• [AIM OF THE TASK]: Copy every line of the entries below word for word, changing nothing.

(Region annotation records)
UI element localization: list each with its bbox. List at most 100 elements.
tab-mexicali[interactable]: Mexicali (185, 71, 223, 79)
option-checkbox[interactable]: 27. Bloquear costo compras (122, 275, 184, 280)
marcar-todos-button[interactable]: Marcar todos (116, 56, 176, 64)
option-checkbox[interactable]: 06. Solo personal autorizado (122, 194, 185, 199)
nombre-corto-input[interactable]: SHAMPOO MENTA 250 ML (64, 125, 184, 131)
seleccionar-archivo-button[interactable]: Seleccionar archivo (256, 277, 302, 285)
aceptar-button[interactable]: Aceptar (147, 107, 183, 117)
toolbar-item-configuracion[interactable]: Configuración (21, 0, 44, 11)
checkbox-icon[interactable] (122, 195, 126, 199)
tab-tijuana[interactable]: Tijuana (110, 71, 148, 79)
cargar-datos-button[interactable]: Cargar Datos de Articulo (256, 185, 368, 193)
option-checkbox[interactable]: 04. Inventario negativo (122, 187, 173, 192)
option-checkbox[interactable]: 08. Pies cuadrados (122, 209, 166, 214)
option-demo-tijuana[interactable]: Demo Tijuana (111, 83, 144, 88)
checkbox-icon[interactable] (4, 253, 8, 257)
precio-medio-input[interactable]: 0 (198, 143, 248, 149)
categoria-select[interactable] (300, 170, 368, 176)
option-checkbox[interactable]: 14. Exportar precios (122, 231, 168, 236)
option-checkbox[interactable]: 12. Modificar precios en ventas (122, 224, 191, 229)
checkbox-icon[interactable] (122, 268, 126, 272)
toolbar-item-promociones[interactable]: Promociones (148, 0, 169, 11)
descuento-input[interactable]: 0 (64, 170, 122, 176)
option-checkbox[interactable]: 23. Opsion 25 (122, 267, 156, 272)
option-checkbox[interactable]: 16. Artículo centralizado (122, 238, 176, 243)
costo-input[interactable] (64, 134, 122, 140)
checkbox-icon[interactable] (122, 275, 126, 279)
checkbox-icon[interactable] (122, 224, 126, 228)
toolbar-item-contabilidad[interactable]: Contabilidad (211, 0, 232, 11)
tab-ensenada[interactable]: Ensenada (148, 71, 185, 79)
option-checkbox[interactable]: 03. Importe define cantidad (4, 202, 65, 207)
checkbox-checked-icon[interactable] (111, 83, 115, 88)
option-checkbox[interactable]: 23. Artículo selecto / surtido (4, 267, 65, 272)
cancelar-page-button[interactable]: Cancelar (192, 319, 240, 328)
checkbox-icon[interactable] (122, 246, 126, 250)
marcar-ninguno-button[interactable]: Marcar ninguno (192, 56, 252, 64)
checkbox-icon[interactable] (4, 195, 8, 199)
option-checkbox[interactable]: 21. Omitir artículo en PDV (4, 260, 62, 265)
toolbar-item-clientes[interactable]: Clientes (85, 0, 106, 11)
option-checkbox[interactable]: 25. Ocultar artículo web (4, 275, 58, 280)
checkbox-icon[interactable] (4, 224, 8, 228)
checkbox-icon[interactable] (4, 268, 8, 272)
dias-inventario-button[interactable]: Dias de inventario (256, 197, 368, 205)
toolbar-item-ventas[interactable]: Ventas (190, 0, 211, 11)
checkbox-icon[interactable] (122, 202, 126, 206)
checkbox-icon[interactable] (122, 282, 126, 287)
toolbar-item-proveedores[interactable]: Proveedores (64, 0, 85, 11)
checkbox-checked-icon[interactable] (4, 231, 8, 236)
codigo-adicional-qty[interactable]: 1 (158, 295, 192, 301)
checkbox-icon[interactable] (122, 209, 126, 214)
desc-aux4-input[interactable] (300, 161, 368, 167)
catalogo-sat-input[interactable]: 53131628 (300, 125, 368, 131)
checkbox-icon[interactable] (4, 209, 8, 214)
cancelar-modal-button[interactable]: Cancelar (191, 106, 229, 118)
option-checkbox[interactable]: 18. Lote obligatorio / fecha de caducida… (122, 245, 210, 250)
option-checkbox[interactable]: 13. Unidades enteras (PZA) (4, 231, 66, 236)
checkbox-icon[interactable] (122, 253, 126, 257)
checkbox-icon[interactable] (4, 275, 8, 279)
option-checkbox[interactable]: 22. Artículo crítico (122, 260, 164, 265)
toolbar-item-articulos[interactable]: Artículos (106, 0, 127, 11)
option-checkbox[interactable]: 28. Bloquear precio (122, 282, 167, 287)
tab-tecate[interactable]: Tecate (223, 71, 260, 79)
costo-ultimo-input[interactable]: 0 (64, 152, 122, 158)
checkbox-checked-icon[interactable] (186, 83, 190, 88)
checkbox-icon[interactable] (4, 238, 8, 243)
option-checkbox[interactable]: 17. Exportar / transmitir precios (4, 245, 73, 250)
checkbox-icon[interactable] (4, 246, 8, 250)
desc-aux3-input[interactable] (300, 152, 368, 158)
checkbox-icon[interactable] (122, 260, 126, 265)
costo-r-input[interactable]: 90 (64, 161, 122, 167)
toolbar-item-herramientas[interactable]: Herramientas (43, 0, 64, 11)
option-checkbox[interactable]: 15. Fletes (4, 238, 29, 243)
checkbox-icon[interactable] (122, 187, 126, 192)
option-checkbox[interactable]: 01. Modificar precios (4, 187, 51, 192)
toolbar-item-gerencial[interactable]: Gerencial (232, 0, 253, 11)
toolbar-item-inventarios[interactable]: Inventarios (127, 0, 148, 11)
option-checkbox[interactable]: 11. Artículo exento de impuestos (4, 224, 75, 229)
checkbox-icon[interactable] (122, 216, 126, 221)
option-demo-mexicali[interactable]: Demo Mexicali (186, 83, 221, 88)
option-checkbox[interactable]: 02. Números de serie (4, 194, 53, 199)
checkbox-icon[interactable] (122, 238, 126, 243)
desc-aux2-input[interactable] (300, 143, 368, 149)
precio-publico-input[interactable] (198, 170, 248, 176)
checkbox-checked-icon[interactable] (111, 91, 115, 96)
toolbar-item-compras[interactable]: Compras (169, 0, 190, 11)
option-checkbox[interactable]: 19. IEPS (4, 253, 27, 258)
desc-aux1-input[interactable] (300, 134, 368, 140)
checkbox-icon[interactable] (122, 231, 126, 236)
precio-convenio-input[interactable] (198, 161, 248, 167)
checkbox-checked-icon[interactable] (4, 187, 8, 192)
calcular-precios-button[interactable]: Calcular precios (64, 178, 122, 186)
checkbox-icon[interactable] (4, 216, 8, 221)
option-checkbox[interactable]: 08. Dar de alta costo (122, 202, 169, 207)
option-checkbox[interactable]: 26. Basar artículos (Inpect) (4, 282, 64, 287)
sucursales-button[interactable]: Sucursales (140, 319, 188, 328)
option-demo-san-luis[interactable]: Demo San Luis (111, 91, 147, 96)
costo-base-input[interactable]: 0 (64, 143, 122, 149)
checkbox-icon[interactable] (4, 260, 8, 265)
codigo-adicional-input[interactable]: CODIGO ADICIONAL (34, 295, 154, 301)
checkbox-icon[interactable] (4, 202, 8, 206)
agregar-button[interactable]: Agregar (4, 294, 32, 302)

• [REPLY]:
UI element localization: list each with its bbox. List at most 100 elements.
tab-mexicali[interactable]: Mexicali (185, 71, 223, 79)
option-checkbox[interactable]: 27. Bloquear costo compras (122, 275, 184, 280)
marcar-todos-button[interactable]: Marcar todos (116, 56, 176, 64)
option-checkbox[interactable]: 06. Solo personal autorizado (122, 194, 185, 199)
nombre-corto-input[interactable]: SHAMPOO MENTA 250 ML (64, 125, 184, 131)
seleccionar-archivo-button[interactable]: Seleccionar archivo (256, 277, 302, 285)
aceptar-button[interactable]: Aceptar (147, 107, 183, 117)
toolbar-item-configuracion[interactable]: Configuración (21, 0, 44, 11)
checkbox-icon[interactable] (122, 195, 126, 199)
tab-tijuana[interactable]: Tijuana (110, 71, 148, 79)
cargar-datos-button[interactable]: Cargar Datos de Articulo (256, 185, 368, 193)
option-checkbox[interactable]: 04. Inventario negativo (122, 187, 173, 192)
option-checkbox[interactable]: 08. Pies cuadrados (122, 209, 166, 214)
option-demo-tijuana[interactable]: Demo Tijuana (111, 83, 144, 88)
checkbox-icon[interactable] (4, 253, 8, 257)
precio-medio-input[interactable]: 0 (198, 143, 248, 149)
categoria-select[interactable] (300, 170, 368, 176)
option-checkbox[interactable]: 14. Exportar precios (122, 231, 168, 236)
option-checkbox[interactable]: 12. Modificar precios en ventas (122, 224, 191, 229)
checkbox-icon[interactable] (122, 268, 126, 272)
toolbar-item-promociones[interactable]: Promociones (148, 0, 169, 11)
descuento-input[interactable]: 0 (64, 170, 122, 176)
option-checkbox[interactable]: 23. Opsion 25 (122, 267, 156, 272)
option-checkbox[interactable]: 16. Artículo centralizado (122, 238, 176, 243)
costo-input[interactable] (64, 134, 122, 140)
checkbox-icon[interactable] (122, 275, 126, 279)
checkbox-icon[interactable] (122, 224, 126, 228)
toolbar-item-contabilidad[interactable]: Contabilidad (211, 0, 232, 11)
tab-ensenada[interactable]: Ensenada (148, 71, 185, 79)
option-checkbox[interactable]: 03. Importe define cantidad (4, 202, 65, 207)
checkbox-checked-icon[interactable] (111, 83, 115, 88)
option-checkbox[interactable]: 23. Artículo selecto / surtido (4, 267, 65, 272)
cancelar-page-button[interactable]: Cancelar (192, 319, 240, 328)
checkbox-icon[interactable] (122, 246, 126, 250)
marcar-ninguno-button[interactable]: Marcar ninguno (192, 56, 252, 64)
checkbox-icon[interactable] (4, 195, 8, 199)
option-checkbox[interactable]: 21. Omitir artículo en PDV (4, 260, 62, 265)
toolbar-item-clientes[interactable]: Clientes (85, 0, 106, 11)
option-checkbox[interactable]: 25. Ocultar artículo web (4, 275, 58, 280)
checkbox-icon[interactable] (4, 224, 8, 228)
checkbox-icon[interactable] (4, 268, 8, 272)
dias-inventario-button[interactable]: Dias de inventario (256, 197, 368, 205)
toolbar-item-ventas[interactable]: Ventas (190, 0, 211, 11)
checkbox-icon[interactable] (122, 202, 126, 206)
checkbox-icon[interactable] (122, 282, 126, 287)
toolbar-item-proveedores[interactable]: Proveedores (64, 0, 85, 11)
checkbox-checked-icon[interactable] (4, 231, 8, 236)
codigo-adicional-qty[interactable]: 1 (158, 295, 192, 301)
checkbox-icon[interactable] (122, 209, 126, 214)
desc-aux4-input[interactable] (300, 161, 368, 167)
catalogo-sat-input[interactable]: 53131628 (300, 125, 368, 131)
checkbox-icon[interactable] (4, 209, 8, 214)
cancelar-modal-button[interactable]: Cancelar (191, 106, 229, 118)
option-checkbox[interactable]: 18. Lote obligatorio / fecha de caducida… (122, 245, 210, 250)
option-checkbox[interactable]: 13. Unidades enteras (PZA) (4, 231, 66, 236)
checkbox-icon[interactable] (122, 253, 126, 257)
checkbox-icon[interactable] (4, 275, 8, 279)
option-checkbox[interactable]: 22. Artículo crítico (122, 260, 164, 265)
toolbar-item-articulos[interactable]: Artículos (106, 0, 127, 11)
option-checkbox[interactable]: 28. Bloquear precio (122, 282, 167, 287)
tab-tecate[interactable]: Tecate (223, 71, 260, 79)
costo-ultimo-input[interactable]: 0 (64, 152, 122, 158)
checkbox-checked-icon[interactable] (186, 83, 190, 88)
checkbox-icon[interactable] (4, 238, 8, 243)
option-checkbox[interactable]: 17. Exportar / transmitir precios (4, 245, 73, 250)
checkbox-icon[interactable] (4, 246, 8, 250)
desc-aux3-input[interactable] (300, 152, 368, 158)
checkbox-icon[interactable] (122, 260, 126, 265)
costo-r-input[interactable]: 90 (64, 161, 122, 167)
toolbar-item-herramientas[interactable]: Herramientas (43, 0, 64, 11)
option-checkbox[interactable]: 15. Fletes (4, 238, 29, 243)
checkbox-icon[interactable] (122, 187, 126, 192)
option-checkbox[interactable]: 01. Modificar precios (4, 187, 51, 192)
toolbar-item-gerencial[interactable]: Gerencial (232, 0, 253, 11)
toolbar-item-inventarios[interactable]: Inventarios (127, 0, 148, 11)
option-checkbox[interactable]: 11. Artículo exento de impuestos (4, 224, 75, 229)
checkbox-icon[interactable] (122, 216, 126, 221)
option-demo-mexicali[interactable]: Demo Mexicali (186, 83, 221, 88)
option-checkbox[interactable]: 02. Números de serie (4, 194, 53, 199)
checkbox-icon[interactable] (122, 238, 126, 243)
desc-aux2-input[interactable] (300, 143, 368, 149)
precio-publico-input[interactable] (198, 170, 248, 176)
checkbox-checked-icon[interactable] (111, 91, 115, 96)
toolbar-item-compras[interactable]: Compras (169, 0, 190, 11)
option-checkbox[interactable]: 19. IEPS (4, 253, 27, 258)
desc-aux1-input[interactable] (300, 134, 368, 140)
checkbox-icon[interactable] (122, 231, 126, 236)
precio-convenio-input[interactable] (198, 161, 248, 167)
checkbox-checked-icon[interactable] (4, 187, 8, 192)
calcular-precios-button[interactable]: Calcular precios (64, 178, 122, 186)
checkbox-icon[interactable] (4, 216, 8, 221)
option-checkbox[interactable]: 08. Dar de alta costo (122, 202, 169, 207)
option-checkbox[interactable]: 26. Basar artículos (Inpect) (4, 282, 64, 287)
sucursales-button[interactable]: Sucursales (140, 319, 188, 328)
option-demo-san-luis[interactable]: Demo San Luis (111, 91, 147, 96)
costo-base-input[interactable]: 0 (64, 143, 122, 149)
checkbox-icon[interactable] (4, 260, 8, 265)
codigo-adicional-input[interactable]: CODIGO ADICIONAL (34, 295, 154, 301)
checkbox-icon[interactable] (4, 202, 8, 206)
agregar-button[interactable]: Agregar (4, 294, 32, 302)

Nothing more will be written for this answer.